── Supplied material ──
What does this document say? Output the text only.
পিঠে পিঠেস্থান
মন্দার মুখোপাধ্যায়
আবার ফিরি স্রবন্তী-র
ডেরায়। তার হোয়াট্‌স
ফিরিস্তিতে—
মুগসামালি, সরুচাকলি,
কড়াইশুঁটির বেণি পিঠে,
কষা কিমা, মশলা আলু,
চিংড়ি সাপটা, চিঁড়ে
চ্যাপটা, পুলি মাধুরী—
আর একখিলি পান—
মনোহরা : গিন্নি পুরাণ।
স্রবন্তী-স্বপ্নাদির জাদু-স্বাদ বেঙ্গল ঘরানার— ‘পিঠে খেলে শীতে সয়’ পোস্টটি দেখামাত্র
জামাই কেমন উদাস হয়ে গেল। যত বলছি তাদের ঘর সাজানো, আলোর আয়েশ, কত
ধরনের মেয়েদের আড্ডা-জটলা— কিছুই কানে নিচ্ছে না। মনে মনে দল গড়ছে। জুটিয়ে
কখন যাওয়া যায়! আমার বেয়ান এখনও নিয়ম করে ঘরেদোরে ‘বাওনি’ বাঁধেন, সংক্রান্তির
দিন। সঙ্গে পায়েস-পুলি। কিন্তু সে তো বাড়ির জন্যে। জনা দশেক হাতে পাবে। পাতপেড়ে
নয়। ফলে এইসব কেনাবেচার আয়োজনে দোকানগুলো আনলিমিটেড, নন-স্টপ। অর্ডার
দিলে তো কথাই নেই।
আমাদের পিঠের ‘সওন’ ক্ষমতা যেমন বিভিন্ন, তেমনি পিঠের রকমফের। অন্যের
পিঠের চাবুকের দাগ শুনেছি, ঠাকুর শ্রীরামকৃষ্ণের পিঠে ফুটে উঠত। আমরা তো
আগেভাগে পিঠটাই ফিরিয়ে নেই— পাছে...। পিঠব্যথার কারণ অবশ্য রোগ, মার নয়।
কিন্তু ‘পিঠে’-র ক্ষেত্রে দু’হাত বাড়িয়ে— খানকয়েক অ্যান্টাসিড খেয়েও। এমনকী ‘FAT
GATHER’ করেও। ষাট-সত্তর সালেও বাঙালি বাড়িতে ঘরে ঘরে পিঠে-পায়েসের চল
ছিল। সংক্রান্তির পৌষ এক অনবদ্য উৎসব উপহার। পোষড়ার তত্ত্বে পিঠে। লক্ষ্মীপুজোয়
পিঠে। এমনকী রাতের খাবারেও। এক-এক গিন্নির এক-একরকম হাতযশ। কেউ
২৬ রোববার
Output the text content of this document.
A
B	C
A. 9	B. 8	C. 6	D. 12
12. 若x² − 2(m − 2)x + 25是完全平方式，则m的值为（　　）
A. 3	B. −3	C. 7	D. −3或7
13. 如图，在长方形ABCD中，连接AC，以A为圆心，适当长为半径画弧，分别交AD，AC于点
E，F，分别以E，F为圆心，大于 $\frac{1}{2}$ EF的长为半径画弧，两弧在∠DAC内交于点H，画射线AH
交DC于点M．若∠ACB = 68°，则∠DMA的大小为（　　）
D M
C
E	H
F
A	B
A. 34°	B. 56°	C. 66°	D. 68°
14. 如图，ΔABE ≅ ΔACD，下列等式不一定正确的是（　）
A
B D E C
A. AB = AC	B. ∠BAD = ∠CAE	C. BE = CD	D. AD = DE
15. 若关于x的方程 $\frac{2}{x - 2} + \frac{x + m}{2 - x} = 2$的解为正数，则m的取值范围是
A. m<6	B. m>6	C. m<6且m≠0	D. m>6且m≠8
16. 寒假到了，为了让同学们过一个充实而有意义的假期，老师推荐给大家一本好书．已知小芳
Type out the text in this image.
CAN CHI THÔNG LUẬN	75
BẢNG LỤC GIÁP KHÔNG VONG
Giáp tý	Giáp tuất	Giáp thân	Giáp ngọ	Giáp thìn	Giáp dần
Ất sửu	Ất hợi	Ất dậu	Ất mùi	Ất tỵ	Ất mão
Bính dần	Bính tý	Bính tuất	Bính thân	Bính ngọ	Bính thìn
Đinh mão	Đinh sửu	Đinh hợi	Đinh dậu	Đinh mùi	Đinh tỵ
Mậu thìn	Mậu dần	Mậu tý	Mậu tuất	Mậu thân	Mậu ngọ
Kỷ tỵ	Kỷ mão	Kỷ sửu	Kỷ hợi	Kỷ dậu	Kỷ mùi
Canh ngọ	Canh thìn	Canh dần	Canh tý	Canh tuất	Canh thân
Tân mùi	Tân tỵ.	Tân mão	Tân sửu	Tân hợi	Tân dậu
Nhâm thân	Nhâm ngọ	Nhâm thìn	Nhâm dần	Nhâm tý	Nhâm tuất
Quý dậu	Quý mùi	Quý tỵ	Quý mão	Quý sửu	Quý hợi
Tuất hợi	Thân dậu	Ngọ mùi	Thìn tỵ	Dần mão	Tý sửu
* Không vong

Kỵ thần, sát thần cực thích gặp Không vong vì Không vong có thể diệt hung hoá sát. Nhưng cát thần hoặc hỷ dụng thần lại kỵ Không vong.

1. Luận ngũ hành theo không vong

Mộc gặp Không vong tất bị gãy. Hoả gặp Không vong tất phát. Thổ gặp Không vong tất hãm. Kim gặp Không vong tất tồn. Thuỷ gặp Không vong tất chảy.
───
*Exercise objective*
The entries above must be returned in full, exactly as shown.

*Finished task*
What does this document say? Output the text only.
পিঠে পিঠেস্থান
মন্দার মুখোপাধ্যায়
আবার ফিরি স্রবন্তী-র
ডেরায়। তার হোয়াট্‌স
ফিরিস্তিতে—
মুগসামালি, সরুচাকলি,
কড়াইশুঁটির বেণি পিঠে,
কষা কিমা, মশলা আলু,
চিংড়ি সাপটা, চিঁড়ে
চ্যাপটা, পুলি মাধুরী—
আর একখিলি পান—
মনোহরা : গিন্নি পুরাণ।
স্রবন্তী-স্বপ্নাদির জাদু-স্বাদ বেঙ্গল ঘরানার— ‘পিঠে খেলে শীতে সয়’ পোস্টটি দেখামাত্র
জামাই কেমন উদাস হয়ে গেল। যত বলছি তাদের ঘর সাজানো, আলোর আয়েশ, কত
ধরনের মেয়েদের আড্ডা-জটলা— কিছুই কানে নিচ্ছে না। মনে মনে দল গড়ছে। জুটিয়ে
কখন যাওয়া যায়! আমার বেয়ান এখনও নিয়ম করে ঘরেদোরে ‘বাওনি’ বাঁধেন, সংক্রান্তির
দিন। সঙ্গে পায়েস-পুলি। কিন্তু সে তো বাড়ির জন্যে। জনা দশেক হাতে পাবে। পাতপেড়ে
নয়। ফলে এইসব কেনাবেচার আয়োজনে দোকানগুলো আনলিমিটেড, নন-স্টপ। অর্ডার
দিলে তো কথাই নেই।
আমাদের পিঠের ‘সওন’ ক্ষমতা যেমন বিভিন্ন, তেমনি পিঠের রকমফের। অন্যের
পিঠের চাবুকের দাগ শুনেছি, ঠাকুর শ্রীরামকৃষ্ণের পিঠে ফুটে উঠত। আমরা তো
আগেভাগে পিঠটাই ফিরিয়ে নেই— পাছে...। পিঠব্যথার কারণ অবশ্য রোগ, মার নয়।
কিন্তু ‘পিঠে’-র ক্ষেত্রে দু’হাত বাড়িয়ে— খানকয়েক অ্যান্টাসিড খেয়েও। এমনকী ‘FAT
GATHER’ করেও। ষাট-সত্তর সালেও বাঙালি বাড়িতে ঘরে ঘরে পিঠে-পায়েসের চল
ছিল। সংক্রান্তির পৌষ এক অনবদ্য উৎসব উপহার। পোষড়ার তত্ত্বে পিঠে। লক্ষ্মীপুজোয়
পিঠে। এমনকী রাতের খাবারেও। এক-এক গিন্নির এক-একরকম হাতযশ। কেউ
২৬ রোববার
Output the text content of this document.
A
B	C
A. 9	B. 8	C. 6	D. 12
12. 若x² − 2(m − 2)x + 25是完全平方式，则m的值为（　　）
A. 3	B. −3	C. 7	D. −3或7
13. 如图，在长方形ABCD中，连接AC，以A为圆心，适当长为半径画弧，分别交AD，AC于点
E，F，分别以E，F为圆心，大于 $\frac{1}{2}$ EF的长为半径画弧，两弧在∠DAC内交于点H，画射线AH
交DC于点M．若∠ACB = 68°，则∠DMA的大小为（　　）
D M
C
E	H
F
A	B
A. 34°	B. 56°	C. 66°	D. 68°
14. 如图，ΔABE ≅ ΔACD，下列等式不一定正确的是（　）
A
B D E C
A. AB = AC	B. ∠BAD = ∠CAE	C. BE = CD	D. AD = DE
15. 若关于x的方程 $\frac{2}{x - 2} + \frac{x + m}{2 - x} = 2$的解为正数，则m的取值范围是
A. m<6	B. m>6	C. m<6且m≠0	D. m>6且m≠8
16. 寒假到了，为了让同学们过一个充实而有意义的假期，老师推荐给大家一本好书．已知小芳
Type out the text in this image.
CAN CHI THÔNG LUẬN	75
BẢNG LỤC GIÁP KHÔNG VONG
Giáp tý	Giáp tuất	Giáp thân	Giáp ngọ	Giáp thìn	Giáp dần
Ất sửu	Ất hợi	Ất dậu	Ất mùi	Ất tỵ	Ất mão
Bính dần	Bính tý	Bính tuất	Bính thân	Bính ngọ	Bính thìn
Đinh mão	Đinh sửu	Đinh hợi	Đinh dậu	Đinh mùi	Đinh tỵ
Mậu thìn	Mậu dần	Mậu tý	Mậu tuất	Mậu thân	Mậu ngọ
Kỷ tỵ	Kỷ mão	Kỷ sửu	Kỷ hợi	Kỷ dậu	Kỷ mùi
Canh ngọ	Canh thìn	Canh dần	Canh tý	Canh tuất	Canh thân
Tân mùi	Tân tỵ.	Tân mão	Tân sửu	Tân hợi	Tân dậu
Nhâm thân	Nhâm ngọ	Nhâm thìn	Nhâm dần	Nhâm tý	Nhâm tuất
Quý dậu	Quý mùi	Quý tỵ	Quý mão	Quý sửu	Quý hợi
Tuất hợi	Thân dậu	Ngọ mùi	Thìn tỵ	Dần mão	Tý sửu
* Không vong

Kỵ thần, sát thần cực thích gặp Không vong vì Không vong có thể diệt hung hoá sát. Nhưng cát thần hoặc hỷ dụng thần lại kỵ Không vong.

1. Luận ngũ hành theo không vong

Mộc gặp Không vong tất bị gãy. Hoả gặp Không vong tất phát. Thổ gặp Không vong tất hãm. Kim gặp Không vong tất tồn. Thuỷ gặp Không vong tất chảy.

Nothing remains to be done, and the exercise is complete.